### Stated task:
Please find all lines in the data that hold the string "blue" and copy them.

[Collection entries]
----------

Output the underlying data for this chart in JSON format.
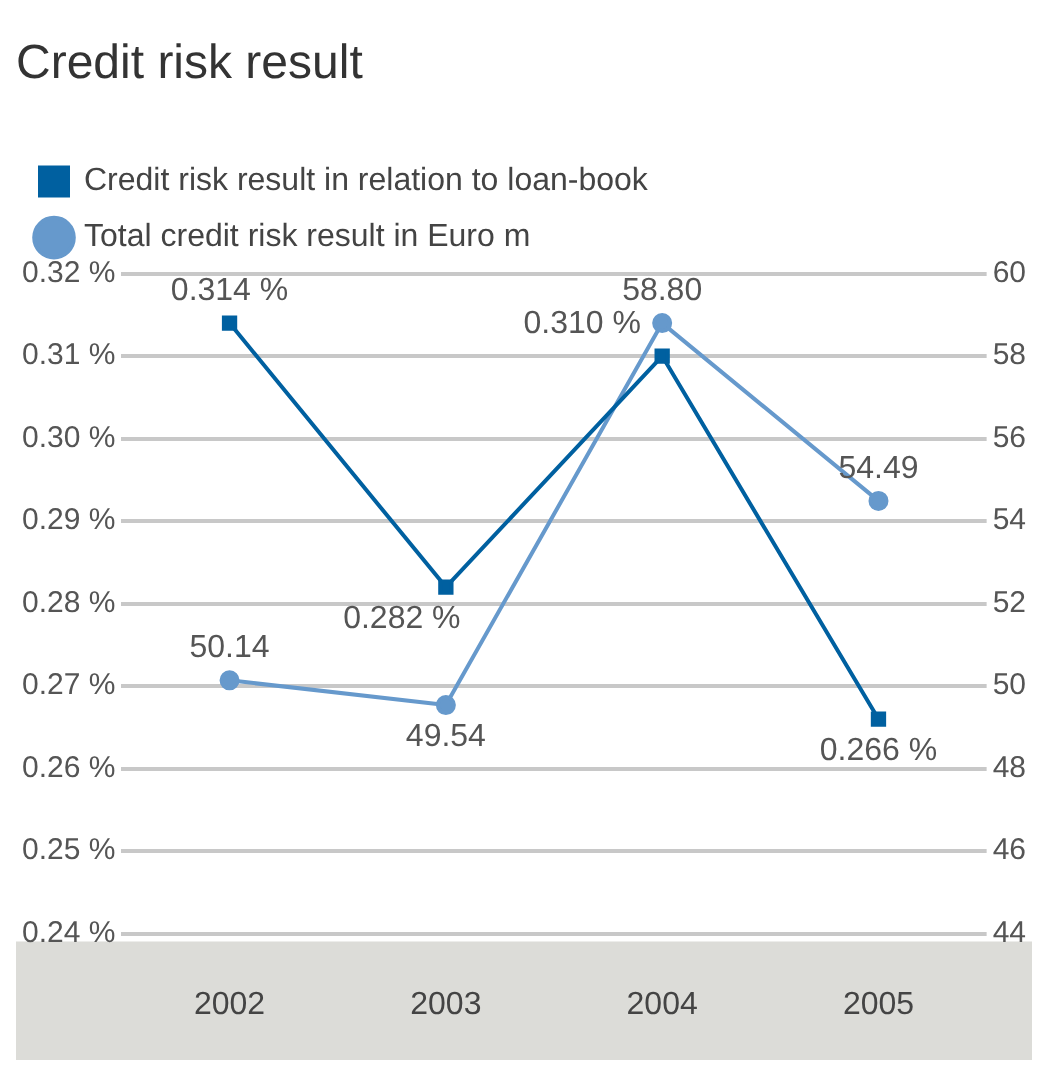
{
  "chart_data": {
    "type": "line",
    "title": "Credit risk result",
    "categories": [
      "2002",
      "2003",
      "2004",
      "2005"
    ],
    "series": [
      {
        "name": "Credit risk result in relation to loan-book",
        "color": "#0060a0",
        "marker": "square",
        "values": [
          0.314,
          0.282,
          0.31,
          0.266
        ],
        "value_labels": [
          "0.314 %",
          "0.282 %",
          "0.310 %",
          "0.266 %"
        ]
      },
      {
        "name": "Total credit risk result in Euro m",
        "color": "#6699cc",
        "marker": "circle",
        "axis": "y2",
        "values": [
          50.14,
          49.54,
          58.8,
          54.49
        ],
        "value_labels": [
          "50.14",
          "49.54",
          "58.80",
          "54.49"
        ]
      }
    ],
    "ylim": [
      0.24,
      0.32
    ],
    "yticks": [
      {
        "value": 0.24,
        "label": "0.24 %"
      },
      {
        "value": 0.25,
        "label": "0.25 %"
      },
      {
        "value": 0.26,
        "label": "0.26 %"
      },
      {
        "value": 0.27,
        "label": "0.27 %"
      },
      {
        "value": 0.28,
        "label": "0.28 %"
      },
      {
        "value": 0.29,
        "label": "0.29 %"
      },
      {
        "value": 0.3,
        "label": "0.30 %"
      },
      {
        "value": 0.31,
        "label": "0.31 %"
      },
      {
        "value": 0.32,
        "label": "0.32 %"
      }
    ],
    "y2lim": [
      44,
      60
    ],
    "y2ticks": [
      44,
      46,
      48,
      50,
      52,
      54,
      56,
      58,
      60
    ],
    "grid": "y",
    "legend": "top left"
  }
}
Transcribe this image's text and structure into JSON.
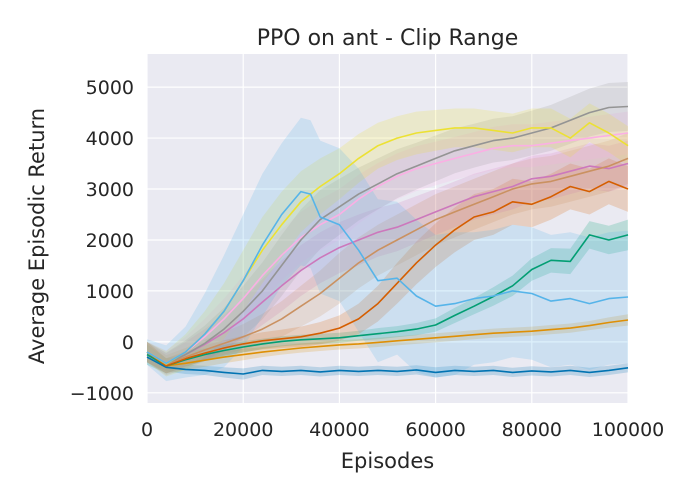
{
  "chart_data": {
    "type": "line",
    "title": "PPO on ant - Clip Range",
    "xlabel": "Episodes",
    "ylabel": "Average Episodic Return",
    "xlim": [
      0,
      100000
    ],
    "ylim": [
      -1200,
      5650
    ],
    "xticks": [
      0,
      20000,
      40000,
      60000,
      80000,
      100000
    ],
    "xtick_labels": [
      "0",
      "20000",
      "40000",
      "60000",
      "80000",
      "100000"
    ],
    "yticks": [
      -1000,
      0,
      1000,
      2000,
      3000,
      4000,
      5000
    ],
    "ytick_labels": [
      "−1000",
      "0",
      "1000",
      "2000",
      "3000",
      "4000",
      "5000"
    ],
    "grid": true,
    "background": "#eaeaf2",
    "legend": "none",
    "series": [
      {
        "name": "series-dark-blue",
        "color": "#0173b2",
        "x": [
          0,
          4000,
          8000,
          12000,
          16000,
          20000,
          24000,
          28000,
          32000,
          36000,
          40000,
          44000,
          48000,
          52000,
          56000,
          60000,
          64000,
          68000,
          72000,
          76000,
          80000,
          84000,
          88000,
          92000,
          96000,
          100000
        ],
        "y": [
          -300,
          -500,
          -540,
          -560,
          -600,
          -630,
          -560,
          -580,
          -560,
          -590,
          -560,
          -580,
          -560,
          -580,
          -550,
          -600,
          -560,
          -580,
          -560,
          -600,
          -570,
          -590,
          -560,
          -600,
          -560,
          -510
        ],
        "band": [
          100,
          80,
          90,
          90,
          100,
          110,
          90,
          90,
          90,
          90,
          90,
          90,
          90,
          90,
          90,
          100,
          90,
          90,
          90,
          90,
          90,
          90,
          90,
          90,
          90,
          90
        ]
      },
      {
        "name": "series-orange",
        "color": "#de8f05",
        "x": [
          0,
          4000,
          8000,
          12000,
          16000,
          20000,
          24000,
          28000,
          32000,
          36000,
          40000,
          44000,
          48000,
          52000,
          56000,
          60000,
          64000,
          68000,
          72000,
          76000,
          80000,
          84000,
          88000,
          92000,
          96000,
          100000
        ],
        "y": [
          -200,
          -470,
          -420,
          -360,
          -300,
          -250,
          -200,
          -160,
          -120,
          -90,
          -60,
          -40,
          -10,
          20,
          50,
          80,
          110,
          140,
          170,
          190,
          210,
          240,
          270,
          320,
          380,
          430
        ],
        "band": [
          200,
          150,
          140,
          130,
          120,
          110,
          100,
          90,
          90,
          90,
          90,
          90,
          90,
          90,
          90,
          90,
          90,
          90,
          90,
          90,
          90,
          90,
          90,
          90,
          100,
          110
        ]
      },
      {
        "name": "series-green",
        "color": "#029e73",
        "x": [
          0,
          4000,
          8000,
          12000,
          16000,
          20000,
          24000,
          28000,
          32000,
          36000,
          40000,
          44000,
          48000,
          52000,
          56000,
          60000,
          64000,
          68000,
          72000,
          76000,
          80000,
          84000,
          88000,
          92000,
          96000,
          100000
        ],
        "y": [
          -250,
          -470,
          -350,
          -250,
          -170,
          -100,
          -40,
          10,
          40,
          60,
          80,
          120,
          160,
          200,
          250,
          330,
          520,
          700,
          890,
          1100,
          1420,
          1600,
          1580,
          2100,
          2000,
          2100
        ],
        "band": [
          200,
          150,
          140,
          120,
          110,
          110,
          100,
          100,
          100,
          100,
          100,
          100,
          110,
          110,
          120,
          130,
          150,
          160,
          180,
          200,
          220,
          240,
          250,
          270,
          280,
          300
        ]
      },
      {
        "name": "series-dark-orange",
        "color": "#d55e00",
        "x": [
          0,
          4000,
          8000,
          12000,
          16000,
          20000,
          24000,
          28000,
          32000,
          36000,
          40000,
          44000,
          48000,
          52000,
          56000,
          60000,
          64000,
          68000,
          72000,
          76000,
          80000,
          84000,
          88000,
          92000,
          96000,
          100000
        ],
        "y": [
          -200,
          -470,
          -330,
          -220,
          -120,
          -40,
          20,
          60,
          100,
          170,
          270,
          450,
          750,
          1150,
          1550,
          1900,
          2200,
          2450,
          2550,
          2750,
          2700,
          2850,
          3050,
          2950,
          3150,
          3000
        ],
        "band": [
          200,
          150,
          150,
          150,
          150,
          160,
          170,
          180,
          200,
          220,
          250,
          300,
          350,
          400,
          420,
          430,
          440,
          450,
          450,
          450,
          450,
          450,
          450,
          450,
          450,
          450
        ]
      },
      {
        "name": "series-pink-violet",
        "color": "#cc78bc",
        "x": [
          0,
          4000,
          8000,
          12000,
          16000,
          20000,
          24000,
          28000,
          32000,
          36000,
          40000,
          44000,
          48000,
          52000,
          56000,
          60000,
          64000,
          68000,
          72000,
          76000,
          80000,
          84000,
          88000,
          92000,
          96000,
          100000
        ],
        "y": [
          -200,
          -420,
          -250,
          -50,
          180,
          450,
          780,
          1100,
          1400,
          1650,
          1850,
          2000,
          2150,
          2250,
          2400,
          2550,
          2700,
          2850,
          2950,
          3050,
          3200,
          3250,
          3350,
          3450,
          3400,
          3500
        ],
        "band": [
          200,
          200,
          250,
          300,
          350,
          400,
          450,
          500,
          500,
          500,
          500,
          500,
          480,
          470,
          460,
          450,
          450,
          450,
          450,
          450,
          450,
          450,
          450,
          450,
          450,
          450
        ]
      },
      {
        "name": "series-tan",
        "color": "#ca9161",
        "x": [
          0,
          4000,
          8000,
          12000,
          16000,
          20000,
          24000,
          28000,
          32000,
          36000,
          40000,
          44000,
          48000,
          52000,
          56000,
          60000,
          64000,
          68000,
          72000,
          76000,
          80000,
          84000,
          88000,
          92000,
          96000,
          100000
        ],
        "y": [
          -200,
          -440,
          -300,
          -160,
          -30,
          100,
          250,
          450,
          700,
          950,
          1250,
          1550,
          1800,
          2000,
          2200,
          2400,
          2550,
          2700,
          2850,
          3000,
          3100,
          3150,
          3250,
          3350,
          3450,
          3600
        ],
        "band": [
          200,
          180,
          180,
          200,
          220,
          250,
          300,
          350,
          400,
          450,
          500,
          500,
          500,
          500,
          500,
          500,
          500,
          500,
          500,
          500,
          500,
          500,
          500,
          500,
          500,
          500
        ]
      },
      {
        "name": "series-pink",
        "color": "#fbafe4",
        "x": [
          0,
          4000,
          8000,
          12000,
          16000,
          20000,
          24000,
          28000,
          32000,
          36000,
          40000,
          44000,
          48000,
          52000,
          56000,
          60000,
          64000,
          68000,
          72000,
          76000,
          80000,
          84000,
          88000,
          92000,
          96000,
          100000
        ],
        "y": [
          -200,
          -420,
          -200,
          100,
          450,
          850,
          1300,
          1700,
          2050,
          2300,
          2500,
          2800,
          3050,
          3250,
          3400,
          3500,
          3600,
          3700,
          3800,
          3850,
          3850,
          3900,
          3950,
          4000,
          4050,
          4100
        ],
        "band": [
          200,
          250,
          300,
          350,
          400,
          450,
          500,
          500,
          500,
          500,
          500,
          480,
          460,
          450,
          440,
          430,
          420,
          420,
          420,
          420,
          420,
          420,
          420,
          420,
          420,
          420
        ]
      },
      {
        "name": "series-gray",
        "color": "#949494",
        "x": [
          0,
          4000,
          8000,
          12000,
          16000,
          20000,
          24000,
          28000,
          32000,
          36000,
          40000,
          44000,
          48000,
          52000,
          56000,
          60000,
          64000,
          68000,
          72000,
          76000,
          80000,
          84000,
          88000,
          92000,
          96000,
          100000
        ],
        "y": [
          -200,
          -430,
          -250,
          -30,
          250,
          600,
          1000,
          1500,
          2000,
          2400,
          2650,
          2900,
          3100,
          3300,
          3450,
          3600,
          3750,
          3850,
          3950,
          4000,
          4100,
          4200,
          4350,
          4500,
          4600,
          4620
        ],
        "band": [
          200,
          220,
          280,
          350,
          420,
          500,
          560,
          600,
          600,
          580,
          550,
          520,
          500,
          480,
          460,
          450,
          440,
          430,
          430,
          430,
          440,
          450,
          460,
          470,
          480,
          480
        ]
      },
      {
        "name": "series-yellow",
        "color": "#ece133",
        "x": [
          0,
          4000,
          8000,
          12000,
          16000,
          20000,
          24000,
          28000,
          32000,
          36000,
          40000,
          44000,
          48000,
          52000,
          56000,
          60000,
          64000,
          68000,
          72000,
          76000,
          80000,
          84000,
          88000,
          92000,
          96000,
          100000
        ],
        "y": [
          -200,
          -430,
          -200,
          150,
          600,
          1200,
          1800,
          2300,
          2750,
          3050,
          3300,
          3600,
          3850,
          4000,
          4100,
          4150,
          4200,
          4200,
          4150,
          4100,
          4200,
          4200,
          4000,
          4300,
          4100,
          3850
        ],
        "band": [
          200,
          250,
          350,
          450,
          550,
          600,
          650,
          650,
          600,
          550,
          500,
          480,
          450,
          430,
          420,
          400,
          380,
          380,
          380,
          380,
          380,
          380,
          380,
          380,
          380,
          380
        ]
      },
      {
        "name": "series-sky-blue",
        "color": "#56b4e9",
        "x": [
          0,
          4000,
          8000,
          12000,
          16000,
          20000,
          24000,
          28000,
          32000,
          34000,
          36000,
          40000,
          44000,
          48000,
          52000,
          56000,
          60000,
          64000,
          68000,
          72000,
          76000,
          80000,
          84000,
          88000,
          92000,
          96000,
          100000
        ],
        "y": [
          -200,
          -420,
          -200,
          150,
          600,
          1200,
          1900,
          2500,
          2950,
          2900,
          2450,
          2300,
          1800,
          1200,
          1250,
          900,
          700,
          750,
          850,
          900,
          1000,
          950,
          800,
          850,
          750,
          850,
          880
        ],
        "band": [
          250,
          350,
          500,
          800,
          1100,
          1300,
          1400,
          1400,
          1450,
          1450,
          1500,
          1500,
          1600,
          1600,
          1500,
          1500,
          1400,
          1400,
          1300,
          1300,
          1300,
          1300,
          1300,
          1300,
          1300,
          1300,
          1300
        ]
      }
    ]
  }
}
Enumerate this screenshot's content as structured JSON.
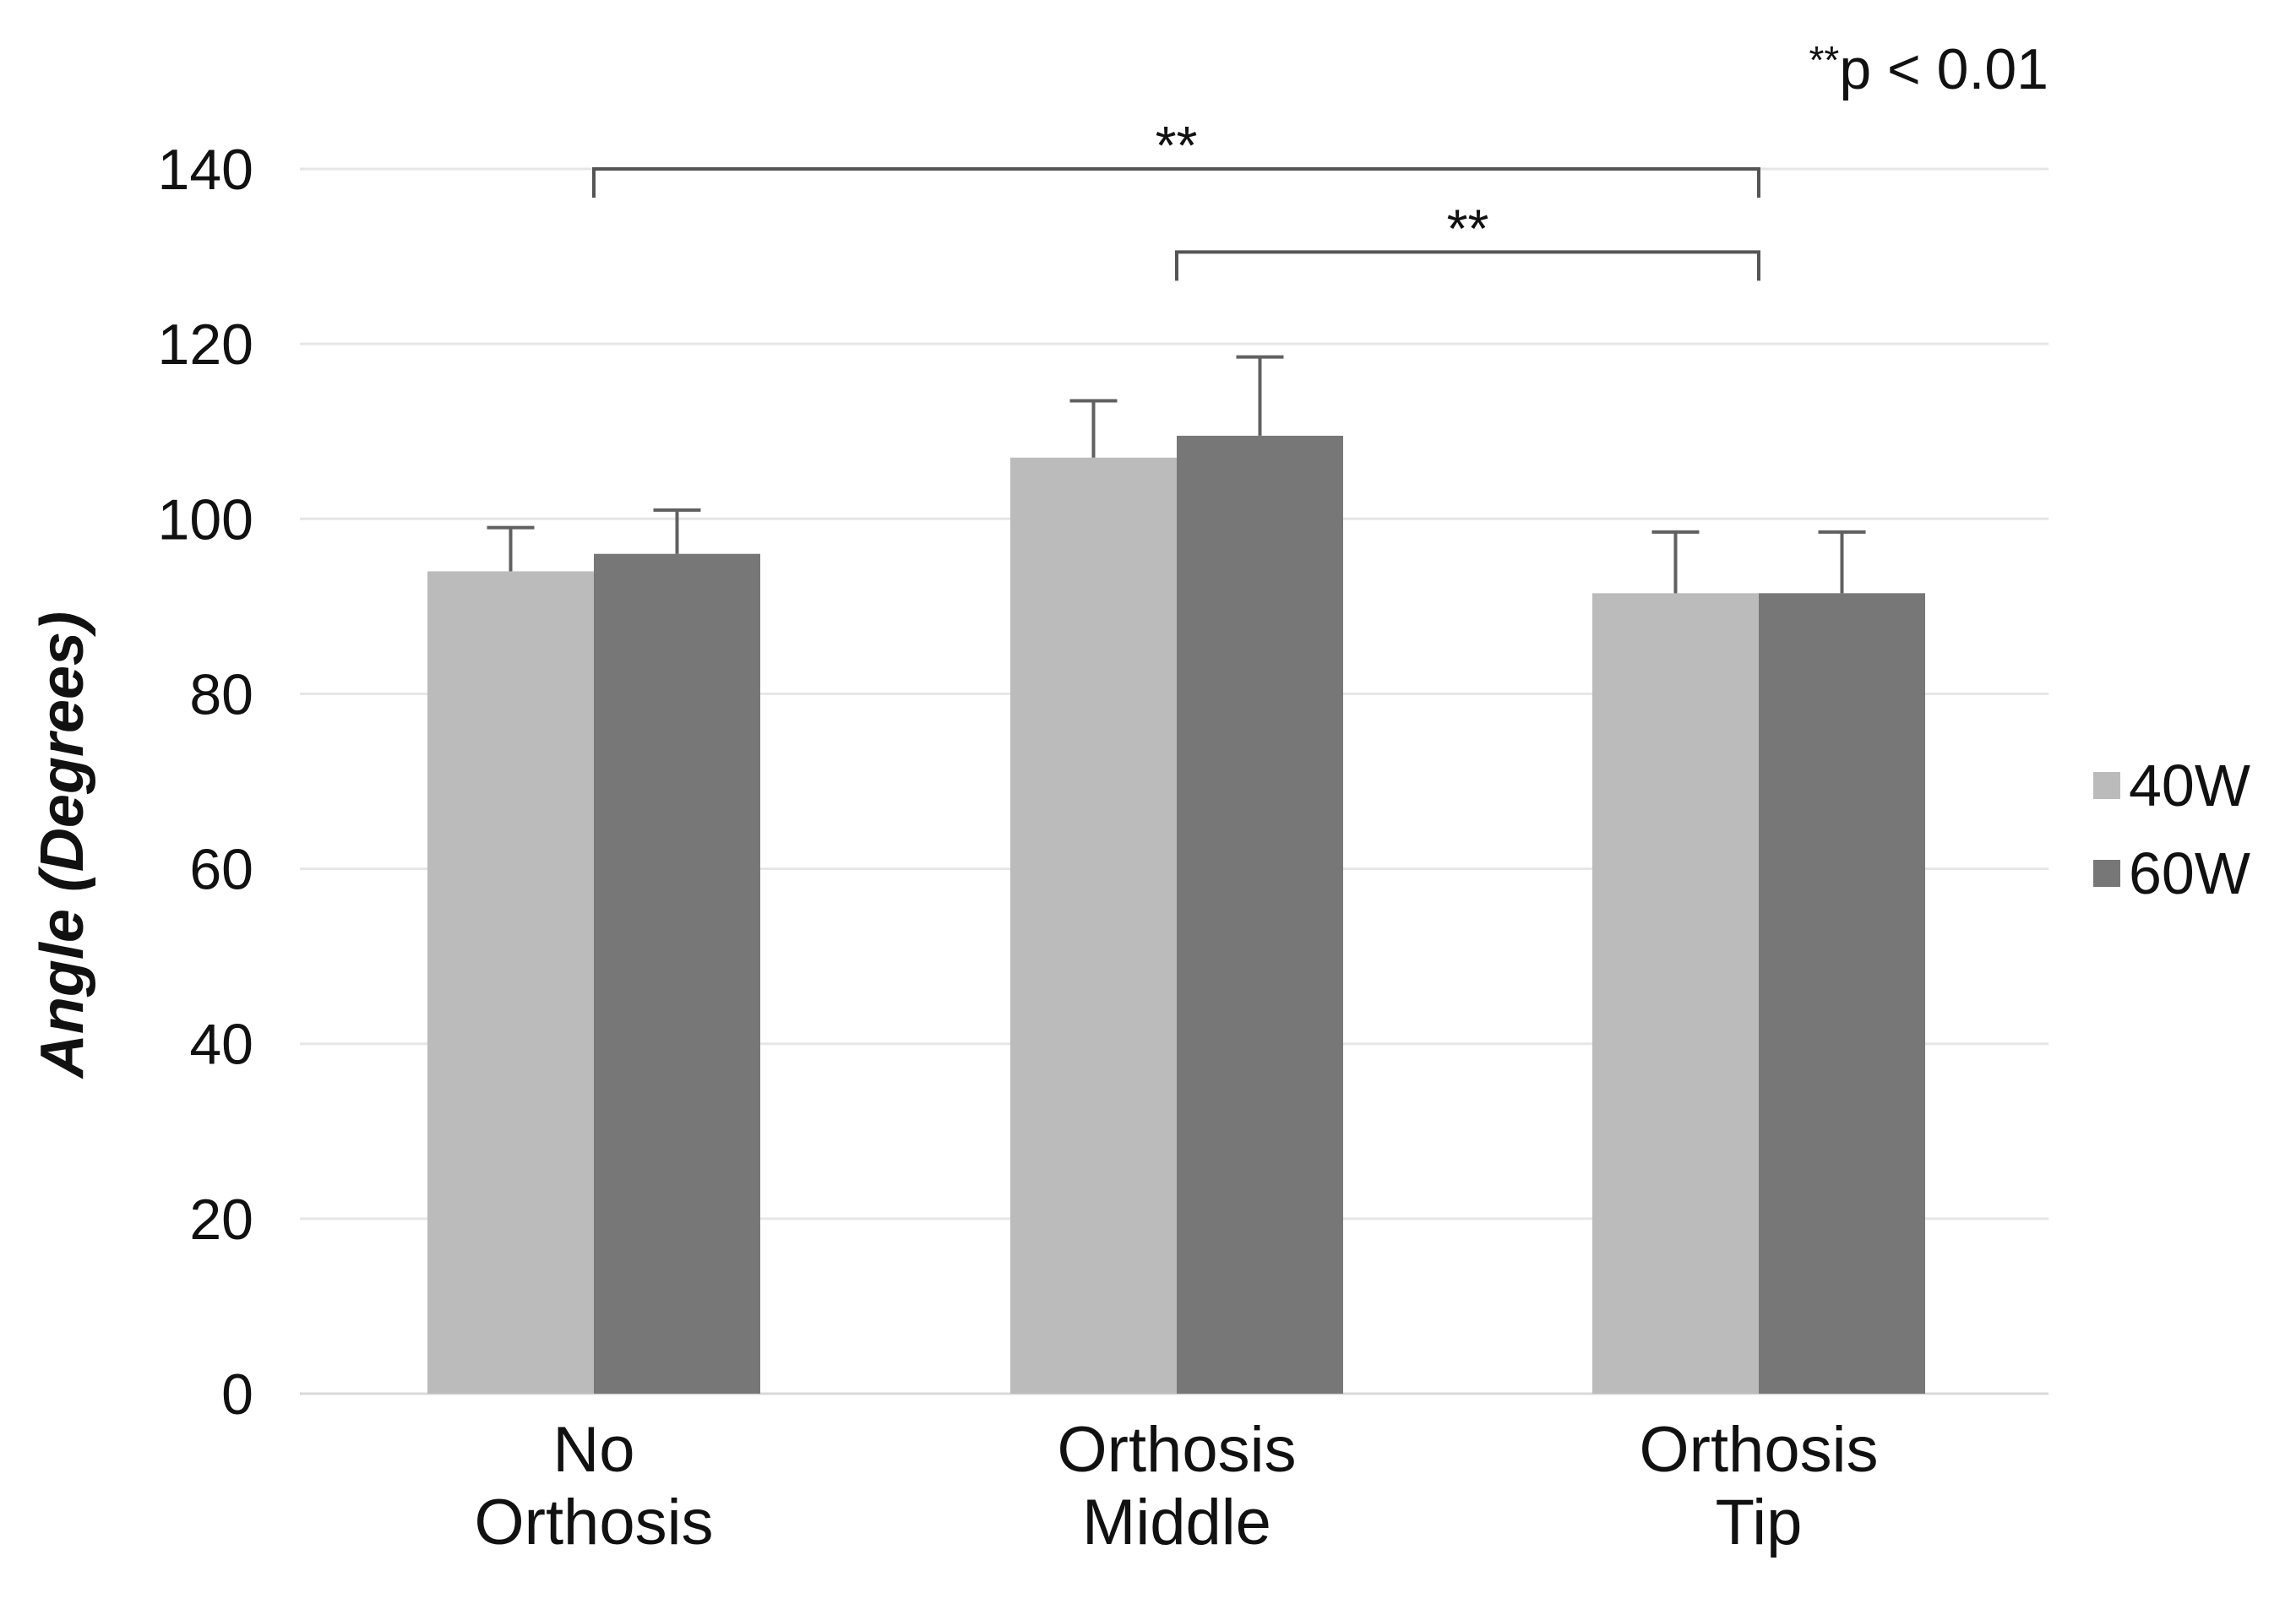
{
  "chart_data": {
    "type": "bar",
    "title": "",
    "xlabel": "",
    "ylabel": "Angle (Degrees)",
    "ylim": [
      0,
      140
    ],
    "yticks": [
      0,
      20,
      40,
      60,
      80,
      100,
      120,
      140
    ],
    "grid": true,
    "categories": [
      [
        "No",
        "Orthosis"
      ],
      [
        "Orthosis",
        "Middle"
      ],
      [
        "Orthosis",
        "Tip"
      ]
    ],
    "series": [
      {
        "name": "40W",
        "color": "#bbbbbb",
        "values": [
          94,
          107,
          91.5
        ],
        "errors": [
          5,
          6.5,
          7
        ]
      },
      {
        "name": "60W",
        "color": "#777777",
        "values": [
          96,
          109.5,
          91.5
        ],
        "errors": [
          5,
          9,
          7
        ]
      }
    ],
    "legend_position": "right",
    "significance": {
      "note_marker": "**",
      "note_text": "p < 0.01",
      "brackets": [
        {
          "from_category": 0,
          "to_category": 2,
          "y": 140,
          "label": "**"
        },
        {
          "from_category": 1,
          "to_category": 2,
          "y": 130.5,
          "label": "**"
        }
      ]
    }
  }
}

----------

### Finished task:
        "name": "series-dark-blue",
        "name": "series-sky-blue",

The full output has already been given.